◆ YOUR OBJECTIVE: Provide an exact transcription of all the records.

(Data items)
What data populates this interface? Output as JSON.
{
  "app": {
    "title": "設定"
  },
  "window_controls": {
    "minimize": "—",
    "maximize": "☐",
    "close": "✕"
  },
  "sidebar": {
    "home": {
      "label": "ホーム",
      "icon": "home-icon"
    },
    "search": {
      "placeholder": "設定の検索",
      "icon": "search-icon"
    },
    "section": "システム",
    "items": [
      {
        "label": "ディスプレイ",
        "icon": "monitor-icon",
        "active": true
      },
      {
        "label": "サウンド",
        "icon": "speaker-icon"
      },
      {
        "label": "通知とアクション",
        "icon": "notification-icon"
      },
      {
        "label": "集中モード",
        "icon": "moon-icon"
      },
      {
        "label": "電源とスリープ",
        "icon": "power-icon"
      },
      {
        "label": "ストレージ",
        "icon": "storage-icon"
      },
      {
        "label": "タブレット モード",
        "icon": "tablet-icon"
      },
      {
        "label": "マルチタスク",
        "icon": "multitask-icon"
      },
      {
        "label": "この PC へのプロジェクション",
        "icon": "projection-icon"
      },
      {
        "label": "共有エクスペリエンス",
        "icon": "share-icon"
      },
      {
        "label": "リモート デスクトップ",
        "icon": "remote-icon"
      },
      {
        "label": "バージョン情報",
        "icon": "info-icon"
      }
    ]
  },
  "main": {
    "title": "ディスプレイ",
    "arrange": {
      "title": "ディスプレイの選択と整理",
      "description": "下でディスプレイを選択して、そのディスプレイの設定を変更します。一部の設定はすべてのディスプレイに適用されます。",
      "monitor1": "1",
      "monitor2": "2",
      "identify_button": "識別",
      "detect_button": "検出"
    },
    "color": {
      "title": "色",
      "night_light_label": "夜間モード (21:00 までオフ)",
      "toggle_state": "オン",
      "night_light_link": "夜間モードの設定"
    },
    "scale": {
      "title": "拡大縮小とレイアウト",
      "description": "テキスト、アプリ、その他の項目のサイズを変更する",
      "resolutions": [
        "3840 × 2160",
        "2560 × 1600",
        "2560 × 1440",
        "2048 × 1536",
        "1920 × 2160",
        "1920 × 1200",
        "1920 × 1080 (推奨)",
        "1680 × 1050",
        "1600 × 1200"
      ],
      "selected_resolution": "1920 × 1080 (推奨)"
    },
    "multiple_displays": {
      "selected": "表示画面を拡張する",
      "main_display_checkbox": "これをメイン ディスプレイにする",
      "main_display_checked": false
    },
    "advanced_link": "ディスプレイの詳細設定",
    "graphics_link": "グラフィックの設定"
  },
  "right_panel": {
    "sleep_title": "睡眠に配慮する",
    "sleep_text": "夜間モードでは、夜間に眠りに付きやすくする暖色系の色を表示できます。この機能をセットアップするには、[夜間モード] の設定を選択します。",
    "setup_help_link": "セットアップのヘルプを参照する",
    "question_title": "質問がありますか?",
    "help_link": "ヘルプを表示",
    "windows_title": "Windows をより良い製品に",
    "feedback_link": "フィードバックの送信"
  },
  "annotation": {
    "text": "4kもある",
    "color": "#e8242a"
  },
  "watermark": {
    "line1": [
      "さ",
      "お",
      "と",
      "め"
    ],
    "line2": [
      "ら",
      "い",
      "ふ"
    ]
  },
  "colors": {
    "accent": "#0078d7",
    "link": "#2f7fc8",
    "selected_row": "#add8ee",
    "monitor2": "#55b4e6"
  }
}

◆ RESPONSE:
What data populates this interface? Output as JSON.
{
  "app": {
    "title": "設定"
  },
  "window_controls": {
    "minimize": "—",
    "maximize": "☐",
    "close": "✕"
  },
  "sidebar": {
    "home": {
      "label": "ホーム",
      "icon": "home-icon"
    },
    "search": {
      "placeholder": "設定の検索",
      "icon": "search-icon"
    },
    "section": "システム",
    "items": [
      {
        "label": "ディスプレイ",
        "icon": "monitor-icon",
        "active": true
      },
      {
        "label": "サウンド",
        "icon": "speaker-icon"
      },
      {
        "label": "通知とアクション",
        "icon": "notification-icon"
      },
      {
        "label": "集中モード",
        "icon": "moon-icon"
      },
      {
        "label": "電源とスリープ",
        "icon": "power-icon"
      },
      {
        "label": "ストレージ",
        "icon": "storage-icon"
      },
      {
        "label": "タブレット モード",
        "icon": "tablet-icon"
      },
      {
        "label": "マルチタスク",
        "icon": "multitask-icon"
      },
      {
        "label": "この PC へのプロジェクション",
        "icon": "projection-icon"
      },
      {
        "label": "共有エクスペリエンス",
        "icon": "share-icon"
      },
      {
        "label": "リモート デスクトップ",
        "icon": "remote-icon"
      },
      {
        "label": "バージョン情報",
        "icon": "info-icon"
      }
    ]
  },
  "main": {
    "title": "ディスプレイ",
    "arrange": {
      "title": "ディスプレイの選択と整理",
      "description": "下でディスプレイを選択して、そのディスプレイの設定を変更します。一部の設定はすべてのディスプレイに適用されます。",
      "monitor1": "1",
      "monitor2": "2",
      "identify_button": "識別",
      "detect_button": "検出"
    },
    "color": {
      "title": "色",
      "night_light_label": "夜間モード (21:00 までオフ)",
      "toggle_state": "オン",
      "night_light_link": "夜間モードの設定"
    },
    "scale": {
      "title": "拡大縮小とレイアウト",
      "description": "テキスト、アプリ、その他の項目のサイズを変更する",
      "resolutions": [
        "3840 × 2160",
        "2560 × 1600",
        "2560 × 1440",
        "2048 × 1536",
        "1920 × 2160",
        "1920 × 1200",
        "1920 × 1080 (推奨)",
        "1680 × 1050",
        "1600 × 1200"
      ],
      "selected_resolution": "1920 × 1080 (推奨)"
    },
    "multiple_displays": {
      "selected": "表示画面を拡張する",
      "main_display_checkbox": "これをメイン ディスプレイにする",
      "main_display_checked": false
    },
    "advanced_link": "ディスプレイの詳細設定",
    "graphics_link": "グラフィックの設定"
  },
  "right_panel": {
    "sleep_title": "睡眠に配慮する",
    "sleep_text": "夜間モードでは、夜間に眠りに付きやすくする暖色系の色を表示できます。この機能をセットアップするには、[夜間モード] の設定を選択します。",
    "setup_help_link": "セットアップのヘルプを参照する",
    "question_title": "質問がありますか?",
    "help_link": "ヘルプを表示",
    "windows_title": "Windows をより良い製品に",
    "feedback_link": "フィードバックの送信"
  },
  "annotation": {
    "text": "4kもある",
    "color": "#e8242a"
  },
  "watermark": {
    "line1": [
      "さ",
      "お",
      "と",
      "め"
    ],
    "line2": [
      "ら",
      "い",
      "ふ"
    ]
  },
  "colors": {
    "accent": "#0078d7",
    "link": "#2f7fc8",
    "selected_row": "#add8ee",
    "monitor2": "#55b4e6"
  }
}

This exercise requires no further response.